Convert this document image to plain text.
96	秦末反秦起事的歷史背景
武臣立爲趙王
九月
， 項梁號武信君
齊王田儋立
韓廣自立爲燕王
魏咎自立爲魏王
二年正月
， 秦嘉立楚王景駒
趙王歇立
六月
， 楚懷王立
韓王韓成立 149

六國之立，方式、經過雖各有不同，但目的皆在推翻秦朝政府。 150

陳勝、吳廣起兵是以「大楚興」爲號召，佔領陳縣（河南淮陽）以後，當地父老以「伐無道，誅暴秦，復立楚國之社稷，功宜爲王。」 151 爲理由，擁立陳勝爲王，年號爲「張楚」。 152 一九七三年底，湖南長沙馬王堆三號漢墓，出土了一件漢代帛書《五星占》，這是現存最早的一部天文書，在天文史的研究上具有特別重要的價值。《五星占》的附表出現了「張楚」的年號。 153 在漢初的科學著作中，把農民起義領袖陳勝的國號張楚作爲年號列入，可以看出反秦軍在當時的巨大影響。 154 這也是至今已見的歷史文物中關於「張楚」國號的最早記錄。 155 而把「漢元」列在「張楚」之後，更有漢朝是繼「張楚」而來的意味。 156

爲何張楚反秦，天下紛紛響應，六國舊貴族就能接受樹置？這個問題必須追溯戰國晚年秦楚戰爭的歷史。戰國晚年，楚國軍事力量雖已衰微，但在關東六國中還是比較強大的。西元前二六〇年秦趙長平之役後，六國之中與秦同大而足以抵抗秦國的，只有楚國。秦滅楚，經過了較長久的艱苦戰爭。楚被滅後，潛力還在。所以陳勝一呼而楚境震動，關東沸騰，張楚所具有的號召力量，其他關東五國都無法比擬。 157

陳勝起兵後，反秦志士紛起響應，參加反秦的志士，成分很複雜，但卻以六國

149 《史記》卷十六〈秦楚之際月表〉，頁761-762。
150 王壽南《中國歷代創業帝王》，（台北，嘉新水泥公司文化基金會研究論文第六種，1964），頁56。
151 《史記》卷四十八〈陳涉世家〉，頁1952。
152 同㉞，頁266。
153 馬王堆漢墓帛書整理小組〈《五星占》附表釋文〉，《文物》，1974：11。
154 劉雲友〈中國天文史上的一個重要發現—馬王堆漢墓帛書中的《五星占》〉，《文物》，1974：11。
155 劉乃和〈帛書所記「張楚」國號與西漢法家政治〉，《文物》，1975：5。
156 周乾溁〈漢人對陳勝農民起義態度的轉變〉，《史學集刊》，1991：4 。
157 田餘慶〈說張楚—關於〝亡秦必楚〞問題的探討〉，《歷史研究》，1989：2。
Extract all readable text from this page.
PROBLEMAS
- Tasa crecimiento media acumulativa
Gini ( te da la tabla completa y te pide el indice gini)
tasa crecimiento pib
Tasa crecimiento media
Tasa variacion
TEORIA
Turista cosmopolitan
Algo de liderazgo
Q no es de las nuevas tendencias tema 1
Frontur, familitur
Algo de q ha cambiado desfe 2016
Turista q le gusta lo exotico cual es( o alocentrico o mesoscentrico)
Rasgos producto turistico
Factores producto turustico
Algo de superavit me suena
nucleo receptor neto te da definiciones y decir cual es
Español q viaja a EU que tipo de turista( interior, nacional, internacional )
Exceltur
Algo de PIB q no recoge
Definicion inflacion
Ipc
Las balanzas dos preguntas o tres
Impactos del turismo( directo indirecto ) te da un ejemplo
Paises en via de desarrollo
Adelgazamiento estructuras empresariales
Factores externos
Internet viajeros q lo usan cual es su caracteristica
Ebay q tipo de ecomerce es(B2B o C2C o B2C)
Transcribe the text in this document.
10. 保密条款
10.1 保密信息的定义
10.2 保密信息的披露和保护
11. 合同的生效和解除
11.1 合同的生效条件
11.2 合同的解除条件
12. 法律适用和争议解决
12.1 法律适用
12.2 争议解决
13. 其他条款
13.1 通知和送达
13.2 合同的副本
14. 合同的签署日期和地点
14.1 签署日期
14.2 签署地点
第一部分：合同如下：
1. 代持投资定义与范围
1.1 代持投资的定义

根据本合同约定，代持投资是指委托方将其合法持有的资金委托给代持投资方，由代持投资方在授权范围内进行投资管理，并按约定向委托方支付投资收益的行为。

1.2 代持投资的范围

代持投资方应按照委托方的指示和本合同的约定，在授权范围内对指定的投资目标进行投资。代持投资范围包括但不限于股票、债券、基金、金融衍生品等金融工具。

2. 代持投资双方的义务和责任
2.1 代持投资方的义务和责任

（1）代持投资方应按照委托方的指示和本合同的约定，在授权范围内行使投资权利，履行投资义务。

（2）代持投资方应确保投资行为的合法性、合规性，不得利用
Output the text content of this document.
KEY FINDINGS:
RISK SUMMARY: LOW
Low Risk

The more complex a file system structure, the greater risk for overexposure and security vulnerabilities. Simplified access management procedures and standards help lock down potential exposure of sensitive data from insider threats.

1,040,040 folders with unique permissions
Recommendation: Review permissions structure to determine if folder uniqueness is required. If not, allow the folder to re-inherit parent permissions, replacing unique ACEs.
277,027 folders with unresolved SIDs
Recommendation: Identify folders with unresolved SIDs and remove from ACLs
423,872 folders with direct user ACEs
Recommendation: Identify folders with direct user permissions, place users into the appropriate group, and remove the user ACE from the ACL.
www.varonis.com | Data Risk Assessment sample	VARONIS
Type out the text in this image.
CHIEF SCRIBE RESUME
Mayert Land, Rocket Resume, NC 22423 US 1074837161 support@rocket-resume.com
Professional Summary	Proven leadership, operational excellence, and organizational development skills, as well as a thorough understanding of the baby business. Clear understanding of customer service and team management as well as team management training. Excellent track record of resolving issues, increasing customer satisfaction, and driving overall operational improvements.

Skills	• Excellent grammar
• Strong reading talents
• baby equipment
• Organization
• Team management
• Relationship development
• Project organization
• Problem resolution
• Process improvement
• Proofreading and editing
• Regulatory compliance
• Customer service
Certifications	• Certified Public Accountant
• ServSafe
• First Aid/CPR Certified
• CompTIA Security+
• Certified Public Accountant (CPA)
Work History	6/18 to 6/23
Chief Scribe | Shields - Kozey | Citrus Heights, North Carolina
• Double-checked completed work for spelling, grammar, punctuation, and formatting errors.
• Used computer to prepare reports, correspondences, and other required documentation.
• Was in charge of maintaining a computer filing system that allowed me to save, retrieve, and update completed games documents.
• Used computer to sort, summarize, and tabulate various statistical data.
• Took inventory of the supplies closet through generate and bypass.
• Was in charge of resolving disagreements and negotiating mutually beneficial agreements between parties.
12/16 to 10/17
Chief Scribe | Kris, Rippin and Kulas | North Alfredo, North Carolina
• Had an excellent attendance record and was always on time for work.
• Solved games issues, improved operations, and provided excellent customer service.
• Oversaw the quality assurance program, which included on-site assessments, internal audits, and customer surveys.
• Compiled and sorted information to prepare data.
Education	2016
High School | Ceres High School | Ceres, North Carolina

----------------

* _Given task_: Extract every line above that contains the word "unresolved".

* _Task result_:
277,027 folders with unresolved SIDs
Recommendation: Identify folders with unresolved SIDs and remove from ACLs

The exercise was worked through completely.